_YOUR TASK:_ The records underneath are to be repeated exactly, with the pictures left out.

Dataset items
···

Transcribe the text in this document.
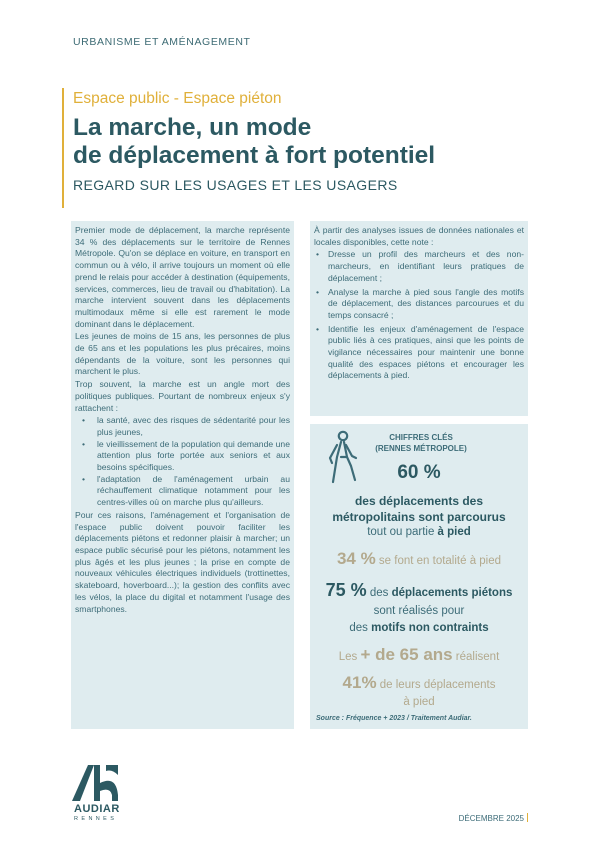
URBANISME ET AMÉNAGEMENT
Espace public - Espace piéton
La marche, un mode
de déplacement à fort potentiel
REGARD SUR LES USAGES ET LES USAGERS

Premier mode de déplacement, la marche représente 34 % des déplacements sur le territoire de Rennes Métropole. Qu'on se déplace en voiture, en transport en commun ou à vélo, il arrive toujours un moment où elle prend le relais pour accéder à destination (équipements, services, commerces, lieu de travail ou d'habitation). La marche intervient souvent dans les déplacements multimodaux même si elle est rarement le mode dominant dans le déplacement.

Les jeunes de moins de 15 ans, les personnes de plus de 65 ans et les populations les plus précaires, moins dépendants de la voiture, sont les personnes qui marchent le plus.

Trop souvent, la marche est un angle mort des politiques publiques. Pourtant de nombreux enjeux s'y rattachent :

• la santé, avec des risques de sédentarité pour les plus jeunes,
• le vieillissement de la population qui demande une attention plus forte portée aux seniors et aux besoins spécifiques.
• l'adaptation de l'aménagement urbain au réchauffement climatique notamment pour les centres-villes où on marche plus qu'ailleurs.

Pour ces raisons, l'aménagement et l'organisation de l'espace public doivent pouvoir faciliter les déplacements piétons et redonner plaisir à marcher; un espace public sécurisé pour les piétons, notamment les plus âgés et les plus jeunes ; la prise en compte de nouveaux véhicules électriques individuels (trottinettes, skateboard, hoverboard...); la gestion des conflits avec les vélos, la place du digital et notamment l'usage des smartphones.

À partir des analyses issues de données nationales et locales disponibles, cette note :

• Dresse un profil des marcheurs et des non-marcheurs, en identifiant leurs pratiques de déplacement ;
• Analyse la marche à pied sous l'angle des motifs de déplacement, des distances parcourues et du temps consacré ;
• Identifie les enjeux d'aménagement de l'espace public liés à ces pratiques, ainsi que les points de vigilance nécessaires pour maintenir une bonne qualité des espaces piétons et encourager les déplacements à pied.
CHIFFRES CLÉS
(RENNES MÉTROPOLE)
60 %
des déplacements des
métropolitains sont parcourus
tout ou partie à pied
34 % se font en totalité à pied
75 % des déplacements piétons
sont réalisés pour
des motifs non contraints
Les + de 65 ans réalisent
41% de leurs déplacements
à pied
Source : Fréquence + 2023 / Traitement Audiar.
AUDIAR
RENNES	DÉCEMBRE 2025
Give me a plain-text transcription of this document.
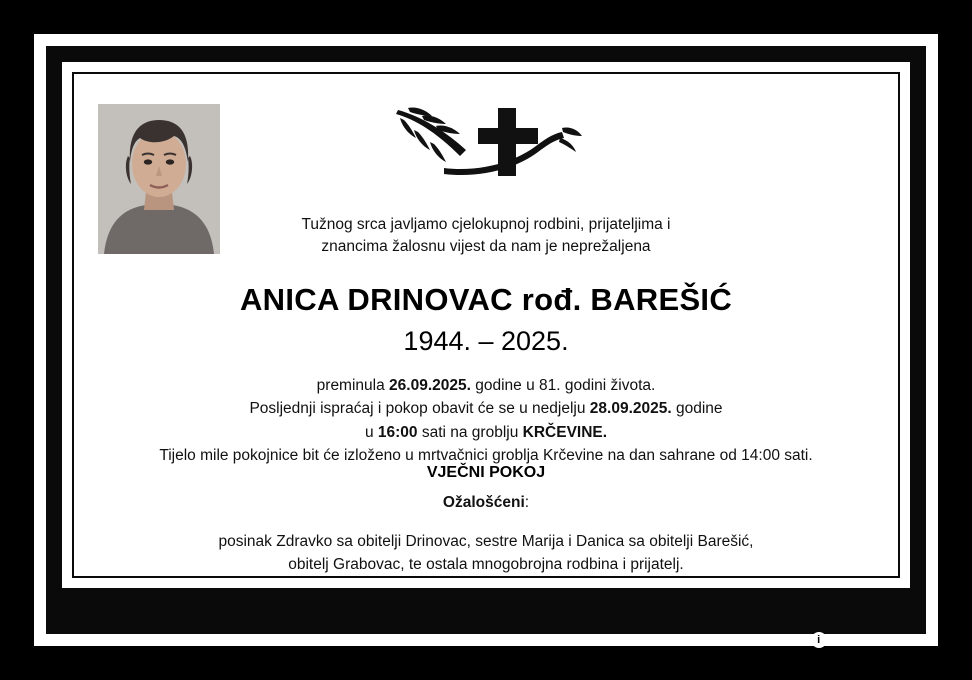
Tužnog srca javljamo cjelokupnoj rodbini, prijateljima i
znancima žalosnu vijest da nam je neprežaljena
ANICA DRINOVAC rođ. BAREŠIĆ
1944. – 2025.
preminula 26.09.2025. godine u 81. godini života.
Posljednji ispraćaj i pokop obavit će se u nedjelju 28.09.2025. godine
u 16:00 sati na groblju KRČEVINE.
Tijelo mile pokojnice bit će izloženo u mrtvačnici groblja Krčevine na dan sahrane od 14:00 sati.
VJEČNI POKOJ
Ožalošćeni:
posinak Zdravko sa obitelji Drinovac, sestre Marija i Danica sa obitelji Barešić,
obitelj Grabovac, te ostala mnogobrojna rodbina i prijatelj.
i smrtnice KSB
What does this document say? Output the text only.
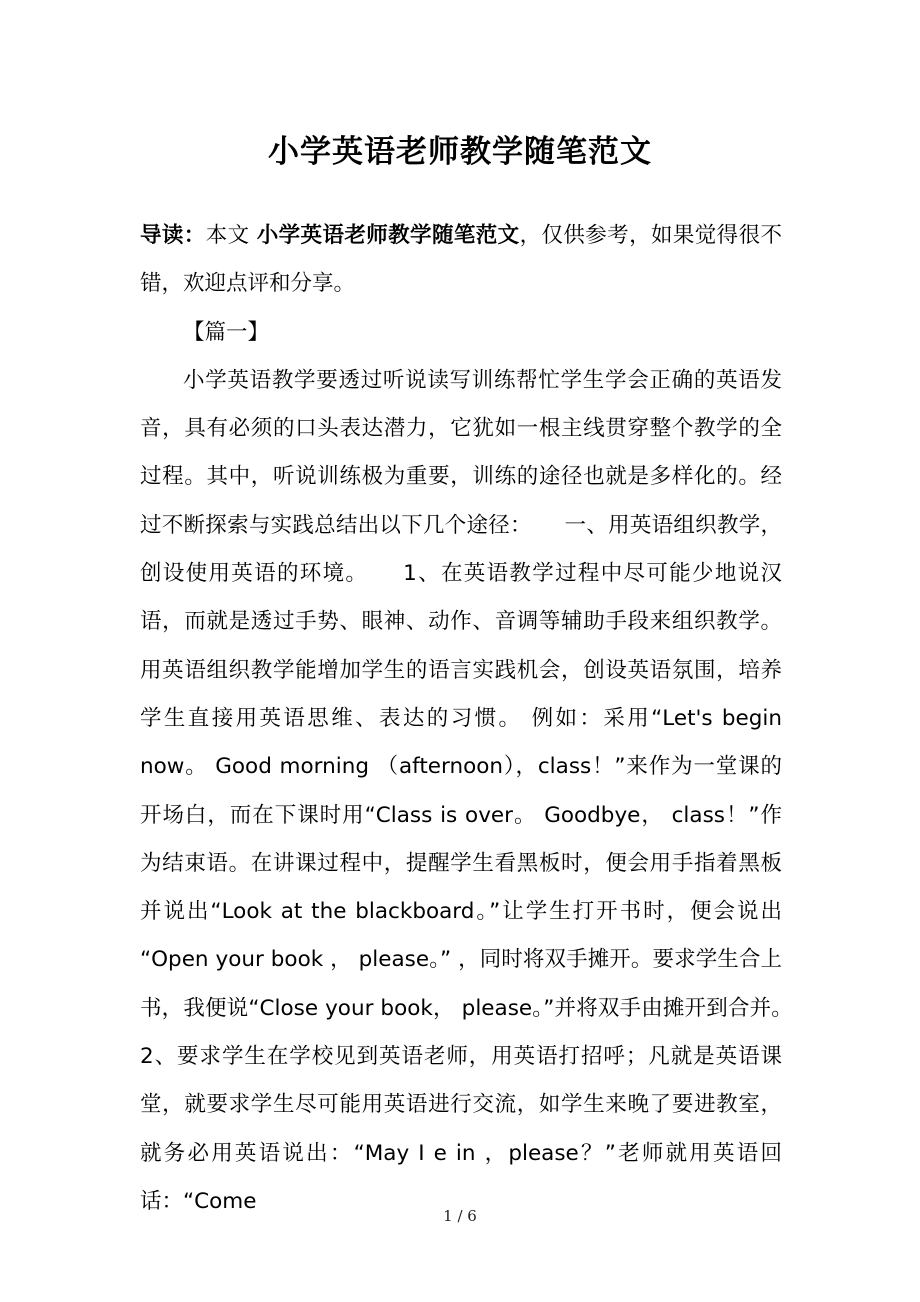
小学英语老师教学随笔范文

导读：本文 小学英语老师教学随笔范文，仅供参考，如果觉得很不错，欢迎点评和分享。

【篇一】

小学英语教学要透过听说读写训练帮忙学生学会正确的英语发音，具有必须的口头表达潜力，它犹如一根主线贯穿整个教学的全过程。其中，听说训练极为重要，训练的途径也就是多样化的。经过不断探索与实践总结出以下几个途径：　　一、用英语组织教学，创设使用英语的环境。　　1、在英语教学过程中尽可能少地说汉语，而就是透过手势、眼神、动作、音调等辅助手段来组织教学。用英语组织教学能增加学生的语言实践机会，创设英语氛围，培养学生直接用英语思维、表达的习惯。 例如：采用“Let's begin now。 Good morning （afternoon），class！”来作为一堂课的开场白，而在下课时用“Class is over。 Goodbye， class！”作为结束语。在讲课过程中，提醒学生看黑板时，便会用手指着黑板并说出“Look at the blackboard。”让学生打开书时，便会说出 “Open your book ， please。” ，同时将双手摊开。要求学生合上书，我便说“Close your book， please。”并将双手由摊开到合并。　　2、要求学生在学校见到英语老师，用英语打招呼；凡就是英语课堂，就要求学生尽可能用英语进行交流，如学生来晚了要进教室，就务必用英语说出：“May I e in ，please？”老师就用英语回话：“Come

1 / 6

···

_FINAL ANSWER:_
Transcribe the text in this document.
URBANISME ET AMÉNAGEMENT
Espace public - Espace piéton
La marche, un mode
de déplacement à fort potentiel
REGARD SUR LES USAGES ET LES USAGERS

Premier mode de déplacement, la marche représente 34 % des déplacements sur le territoire de Rennes Métropole. Qu'on se déplace en voiture, en transport en commun ou à vélo, il arrive toujours un moment où elle prend le relais pour accéder à destination (équipements, services, commerces, lieu de travail ou d'habitation). La marche intervient souvent dans les déplacements multimodaux même si elle est rarement le mode dominant dans le déplacement.

Les jeunes de moins de 15 ans, les personnes de plus de 65 ans et les populations les plus précaires, moins dépendants de la voiture, sont les personnes qui marchent le plus.

Trop souvent, la marche est un angle mort des politiques publiques. Pourtant de nombreux enjeux s'y rattachent :

• la santé, avec des risques de sédentarité pour les plus jeunes,
• le vieillissement de la population qui demande une attention plus forte portée aux seniors et aux besoins spécifiques.
• l'adaptation de l'aménagement urbain au réchauffement climatique notamment pour les centres-villes où on marche plus qu'ailleurs.

Pour ces raisons, l'aménagement et l'organisation de l'espace public doivent pouvoir faciliter les déplacements piétons et redonner plaisir à marcher; un espace public sécurisé pour les piétons, notamment les plus âgés et les plus jeunes ; la prise en compte de nouveaux véhicules électriques individuels (trottinettes, skateboard, hoverboard...); la gestion des conflits avec les vélos, la place du digital et notamment l'usage des smartphones.

À partir des analyses issues de données nationales et locales disponibles, cette note :

• Dresse un profil des marcheurs et des non-marcheurs, en identifiant leurs pratiques de déplacement ;
• Analyse la marche à pied sous l'angle des motifs de déplacement, des distances parcourues et du temps consacré ;
• Identifie les enjeux d'aménagement de l'espace public liés à ces pratiques, ainsi que les points de vigilance nécessaires pour maintenir une bonne qualité des espaces piétons et encourager les déplacements à pied.
CHIFFRES CLÉS
(RENNES MÉTROPOLE)
60 %
des déplacements des
métropolitains sont parcourus
tout ou partie à pied
34 % se font en totalité à pied
75 % des déplacements piétons
sont réalisés pour
des motifs non contraints
Les + de 65 ans réalisent
41% de leurs déplacements
à pied
Source : Fréquence + 2023 / Traitement Audiar.
AUDIAR
RENNES	DÉCEMBRE 2025
Give me a plain-text transcription of this document.
Tužnog srca javljamo cjelokupnoj rodbini, prijateljima i
znancima žalosnu vijest da nam je neprežaljena
ANICA DRINOVAC rođ. BAREŠIĆ
1944. – 2025.
preminula 26.09.2025. godine u 81. godini života.
Posljednji ispraćaj i pokop obavit će se u nedjelju 28.09.2025. godine
u 16:00 sati na groblju KRČEVINE.
Tijelo mile pokojnice bit će izloženo u mrtvačnici groblja Krčevine na dan sahrane od 14:00 sati.
VJEČNI POKOJ
Ožalošćeni:
posinak Zdravko sa obitelji Drinovac, sestre Marija i Danica sa obitelji Barešić,
obitelj Grabovac, te ostala mnogobrojna rodbina i prijatelj.
i smrtnice KSB
What does this document say? Output the text only.
小学英语老师教学随笔范文

导读：本文 小学英语老师教学随笔范文，仅供参考，如果觉得很不错，欢迎点评和分享。

【篇一】

小学英语教学要透过听说读写训练帮忙学生学会正确的英语发音，具有必须的口头表达潜力，它犹如一根主线贯穿整个教学的全过程。其中，听说训练极为重要，训练的途径也就是多样化的。经过不断探索与实践总结出以下几个途径：　　一、用英语组织教学，创设使用英语的环境。　　1、在英语教学过程中尽可能少地说汉语，而就是透过手势、眼神、动作、音调等辅助手段来组织教学。用英语组织教学能增加学生的语言实践机会，创设英语氛围，培养学生直接用英语思维、表达的习惯。 例如：采用“Let's begin now。 Good morning （afternoon），class！”来作为一堂课的开场白，而在下课时用“Class is over。 Goodbye， class！”作为结束语。在讲课过程中，提醒学生看黑板时，便会用手指着黑板并说出“Look at the blackboard。”让学生打开书时，便会说出 “Open your book ， please。” ，同时将双手摊开。要求学生合上书，我便说“Close your book， please。”并将双手由摊开到合并。　　2、要求学生在学校见到英语老师，用英语打招呼；凡就是英语课堂，就要求学生尽可能用英语进行交流，如学生来晚了要进教室，就务必用英语说出：“May I e in ，please？”老师就用英语回话：“Come

1 / 6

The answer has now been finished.